_WORK INSTRUCTIONS_: Among the records below, find each line that includes the string "instrument" and copy it.

## BEGIN

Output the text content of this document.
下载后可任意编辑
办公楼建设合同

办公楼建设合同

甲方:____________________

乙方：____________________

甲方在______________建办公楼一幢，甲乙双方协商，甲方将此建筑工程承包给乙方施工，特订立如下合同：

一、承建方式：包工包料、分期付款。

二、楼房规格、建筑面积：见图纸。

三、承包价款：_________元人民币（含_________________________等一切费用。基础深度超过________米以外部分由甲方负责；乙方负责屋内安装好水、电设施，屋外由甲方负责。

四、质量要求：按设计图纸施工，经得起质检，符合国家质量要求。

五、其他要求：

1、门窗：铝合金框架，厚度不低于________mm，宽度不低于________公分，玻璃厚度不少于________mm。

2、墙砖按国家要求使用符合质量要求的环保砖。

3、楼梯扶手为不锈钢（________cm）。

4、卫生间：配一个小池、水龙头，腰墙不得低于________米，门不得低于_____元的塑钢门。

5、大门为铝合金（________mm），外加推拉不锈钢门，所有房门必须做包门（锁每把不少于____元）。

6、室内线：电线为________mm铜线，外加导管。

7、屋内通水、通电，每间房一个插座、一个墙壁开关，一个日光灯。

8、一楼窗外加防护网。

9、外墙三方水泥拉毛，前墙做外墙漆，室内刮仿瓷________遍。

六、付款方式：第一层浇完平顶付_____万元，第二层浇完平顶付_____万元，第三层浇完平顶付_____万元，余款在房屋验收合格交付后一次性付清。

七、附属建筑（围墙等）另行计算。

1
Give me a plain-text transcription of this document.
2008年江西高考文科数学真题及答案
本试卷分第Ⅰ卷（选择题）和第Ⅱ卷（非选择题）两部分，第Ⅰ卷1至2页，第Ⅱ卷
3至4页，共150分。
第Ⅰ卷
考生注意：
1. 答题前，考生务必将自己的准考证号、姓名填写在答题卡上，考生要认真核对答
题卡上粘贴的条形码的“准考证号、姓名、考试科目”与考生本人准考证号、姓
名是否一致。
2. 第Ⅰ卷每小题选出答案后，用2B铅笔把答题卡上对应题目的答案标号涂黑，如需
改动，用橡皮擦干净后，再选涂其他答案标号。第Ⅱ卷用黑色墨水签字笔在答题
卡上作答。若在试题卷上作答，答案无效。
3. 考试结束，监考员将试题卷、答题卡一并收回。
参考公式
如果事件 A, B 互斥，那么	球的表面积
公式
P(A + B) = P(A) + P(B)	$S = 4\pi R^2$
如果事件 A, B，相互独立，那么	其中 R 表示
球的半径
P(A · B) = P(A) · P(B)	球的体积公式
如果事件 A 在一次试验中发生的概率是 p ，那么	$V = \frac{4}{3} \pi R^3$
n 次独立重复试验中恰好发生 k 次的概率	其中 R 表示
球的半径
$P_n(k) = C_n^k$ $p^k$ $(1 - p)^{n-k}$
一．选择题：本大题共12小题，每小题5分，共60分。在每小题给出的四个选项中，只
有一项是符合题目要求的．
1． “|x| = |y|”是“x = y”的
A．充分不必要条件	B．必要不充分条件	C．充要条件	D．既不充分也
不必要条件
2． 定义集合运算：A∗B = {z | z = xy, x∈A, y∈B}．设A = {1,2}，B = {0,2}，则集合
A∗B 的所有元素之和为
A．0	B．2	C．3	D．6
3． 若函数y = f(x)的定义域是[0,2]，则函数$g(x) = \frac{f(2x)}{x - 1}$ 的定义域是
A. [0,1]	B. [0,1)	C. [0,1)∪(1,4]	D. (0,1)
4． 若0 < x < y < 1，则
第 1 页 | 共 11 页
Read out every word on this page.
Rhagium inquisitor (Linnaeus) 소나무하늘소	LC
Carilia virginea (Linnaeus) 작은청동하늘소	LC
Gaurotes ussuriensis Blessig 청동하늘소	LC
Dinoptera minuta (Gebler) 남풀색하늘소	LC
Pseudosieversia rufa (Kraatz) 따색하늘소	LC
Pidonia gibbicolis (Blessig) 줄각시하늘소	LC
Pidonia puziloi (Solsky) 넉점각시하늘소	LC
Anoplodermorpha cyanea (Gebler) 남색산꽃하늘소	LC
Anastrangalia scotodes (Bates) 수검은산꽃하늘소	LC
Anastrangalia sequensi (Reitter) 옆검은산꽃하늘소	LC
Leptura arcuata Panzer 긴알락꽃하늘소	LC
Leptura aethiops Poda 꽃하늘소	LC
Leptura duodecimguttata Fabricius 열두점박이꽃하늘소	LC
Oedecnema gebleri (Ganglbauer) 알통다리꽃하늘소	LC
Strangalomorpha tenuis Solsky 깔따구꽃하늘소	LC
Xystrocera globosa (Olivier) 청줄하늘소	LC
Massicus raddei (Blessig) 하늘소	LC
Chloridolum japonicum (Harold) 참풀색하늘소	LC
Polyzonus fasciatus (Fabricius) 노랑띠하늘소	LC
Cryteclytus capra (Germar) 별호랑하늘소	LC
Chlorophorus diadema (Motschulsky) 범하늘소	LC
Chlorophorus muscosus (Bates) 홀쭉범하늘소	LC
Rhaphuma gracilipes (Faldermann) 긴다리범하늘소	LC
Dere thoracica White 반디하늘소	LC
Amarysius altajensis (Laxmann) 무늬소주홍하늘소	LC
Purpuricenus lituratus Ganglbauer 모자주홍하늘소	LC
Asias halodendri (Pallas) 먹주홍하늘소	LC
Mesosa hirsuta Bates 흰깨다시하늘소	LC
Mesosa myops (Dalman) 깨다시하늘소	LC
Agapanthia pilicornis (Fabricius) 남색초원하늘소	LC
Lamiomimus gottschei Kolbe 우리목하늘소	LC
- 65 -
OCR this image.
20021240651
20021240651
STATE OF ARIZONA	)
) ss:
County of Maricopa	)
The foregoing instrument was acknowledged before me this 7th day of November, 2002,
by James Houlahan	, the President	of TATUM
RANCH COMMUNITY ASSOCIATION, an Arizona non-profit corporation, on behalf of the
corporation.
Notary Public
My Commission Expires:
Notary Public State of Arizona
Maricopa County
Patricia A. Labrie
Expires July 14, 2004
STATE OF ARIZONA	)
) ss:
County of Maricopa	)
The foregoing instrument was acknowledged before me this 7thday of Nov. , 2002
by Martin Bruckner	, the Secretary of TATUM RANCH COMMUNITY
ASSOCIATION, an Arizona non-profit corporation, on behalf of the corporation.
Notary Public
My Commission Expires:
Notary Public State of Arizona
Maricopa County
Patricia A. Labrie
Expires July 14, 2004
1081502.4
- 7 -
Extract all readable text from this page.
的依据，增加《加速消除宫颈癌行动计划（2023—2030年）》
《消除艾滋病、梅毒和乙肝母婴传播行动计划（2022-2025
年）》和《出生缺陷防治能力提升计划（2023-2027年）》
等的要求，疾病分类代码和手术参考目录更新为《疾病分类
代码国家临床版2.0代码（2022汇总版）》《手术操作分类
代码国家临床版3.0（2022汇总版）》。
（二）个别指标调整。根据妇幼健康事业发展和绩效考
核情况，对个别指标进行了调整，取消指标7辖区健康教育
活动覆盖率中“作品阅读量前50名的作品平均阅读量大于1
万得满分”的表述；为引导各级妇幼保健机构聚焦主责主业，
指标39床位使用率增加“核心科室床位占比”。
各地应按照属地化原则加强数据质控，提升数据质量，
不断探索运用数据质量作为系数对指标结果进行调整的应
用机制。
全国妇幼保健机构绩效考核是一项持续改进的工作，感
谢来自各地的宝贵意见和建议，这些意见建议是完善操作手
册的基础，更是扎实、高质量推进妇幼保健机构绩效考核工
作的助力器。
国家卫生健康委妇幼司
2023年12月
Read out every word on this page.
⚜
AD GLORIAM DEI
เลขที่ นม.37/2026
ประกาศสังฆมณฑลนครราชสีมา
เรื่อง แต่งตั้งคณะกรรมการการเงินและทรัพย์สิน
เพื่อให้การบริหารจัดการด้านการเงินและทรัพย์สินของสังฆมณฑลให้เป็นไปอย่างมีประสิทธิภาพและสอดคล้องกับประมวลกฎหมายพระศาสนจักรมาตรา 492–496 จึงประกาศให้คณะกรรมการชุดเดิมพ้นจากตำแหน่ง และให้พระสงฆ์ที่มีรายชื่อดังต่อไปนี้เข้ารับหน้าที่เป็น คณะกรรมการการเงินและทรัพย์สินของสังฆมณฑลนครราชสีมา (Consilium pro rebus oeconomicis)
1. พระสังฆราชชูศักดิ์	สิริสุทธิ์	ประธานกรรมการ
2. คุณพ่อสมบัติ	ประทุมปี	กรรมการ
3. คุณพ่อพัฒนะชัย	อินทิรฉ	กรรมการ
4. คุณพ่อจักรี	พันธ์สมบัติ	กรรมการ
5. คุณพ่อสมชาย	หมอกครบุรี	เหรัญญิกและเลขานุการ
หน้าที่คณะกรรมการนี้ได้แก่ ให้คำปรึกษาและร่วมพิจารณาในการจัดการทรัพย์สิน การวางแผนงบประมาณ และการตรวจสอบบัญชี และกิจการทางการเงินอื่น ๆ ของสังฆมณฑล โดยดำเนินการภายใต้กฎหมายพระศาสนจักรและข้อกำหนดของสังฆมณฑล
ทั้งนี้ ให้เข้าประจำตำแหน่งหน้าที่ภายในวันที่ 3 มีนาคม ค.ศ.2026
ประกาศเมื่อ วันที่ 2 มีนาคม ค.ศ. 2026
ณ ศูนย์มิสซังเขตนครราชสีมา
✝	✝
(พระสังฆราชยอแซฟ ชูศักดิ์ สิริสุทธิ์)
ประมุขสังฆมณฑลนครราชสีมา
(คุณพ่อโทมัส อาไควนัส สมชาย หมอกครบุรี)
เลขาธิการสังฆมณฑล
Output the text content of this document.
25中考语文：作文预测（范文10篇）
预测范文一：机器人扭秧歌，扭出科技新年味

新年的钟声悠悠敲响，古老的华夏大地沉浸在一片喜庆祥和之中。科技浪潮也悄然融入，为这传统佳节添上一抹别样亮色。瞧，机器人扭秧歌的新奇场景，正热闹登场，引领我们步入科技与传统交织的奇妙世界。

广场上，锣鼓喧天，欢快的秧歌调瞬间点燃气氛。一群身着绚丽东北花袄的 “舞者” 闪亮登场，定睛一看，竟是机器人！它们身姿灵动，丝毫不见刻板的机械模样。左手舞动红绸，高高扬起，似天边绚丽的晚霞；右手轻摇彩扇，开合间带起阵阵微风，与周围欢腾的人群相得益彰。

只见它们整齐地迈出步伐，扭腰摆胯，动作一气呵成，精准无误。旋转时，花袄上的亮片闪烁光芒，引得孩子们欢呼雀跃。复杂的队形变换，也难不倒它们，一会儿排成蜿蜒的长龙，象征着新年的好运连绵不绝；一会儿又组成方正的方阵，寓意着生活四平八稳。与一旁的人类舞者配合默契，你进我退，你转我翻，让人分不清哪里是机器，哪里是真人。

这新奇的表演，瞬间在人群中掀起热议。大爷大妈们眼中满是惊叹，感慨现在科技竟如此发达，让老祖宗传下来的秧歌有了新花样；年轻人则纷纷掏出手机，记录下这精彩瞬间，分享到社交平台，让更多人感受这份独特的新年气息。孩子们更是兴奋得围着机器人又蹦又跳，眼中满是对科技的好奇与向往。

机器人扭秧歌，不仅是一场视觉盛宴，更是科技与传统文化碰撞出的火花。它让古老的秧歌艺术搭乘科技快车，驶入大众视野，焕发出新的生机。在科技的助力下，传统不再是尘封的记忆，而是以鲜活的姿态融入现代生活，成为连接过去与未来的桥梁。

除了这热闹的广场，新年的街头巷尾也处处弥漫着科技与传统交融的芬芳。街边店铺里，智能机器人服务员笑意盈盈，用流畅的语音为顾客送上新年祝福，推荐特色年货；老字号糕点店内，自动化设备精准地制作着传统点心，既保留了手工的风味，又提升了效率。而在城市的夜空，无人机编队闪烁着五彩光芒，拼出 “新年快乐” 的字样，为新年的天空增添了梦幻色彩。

## END

_THE ANSWER_:
The foregoing instrument was acknowledged before me this 7th day of November, 2002,
The foregoing instrument was acknowledged before me this 7thday of Nov. , 2002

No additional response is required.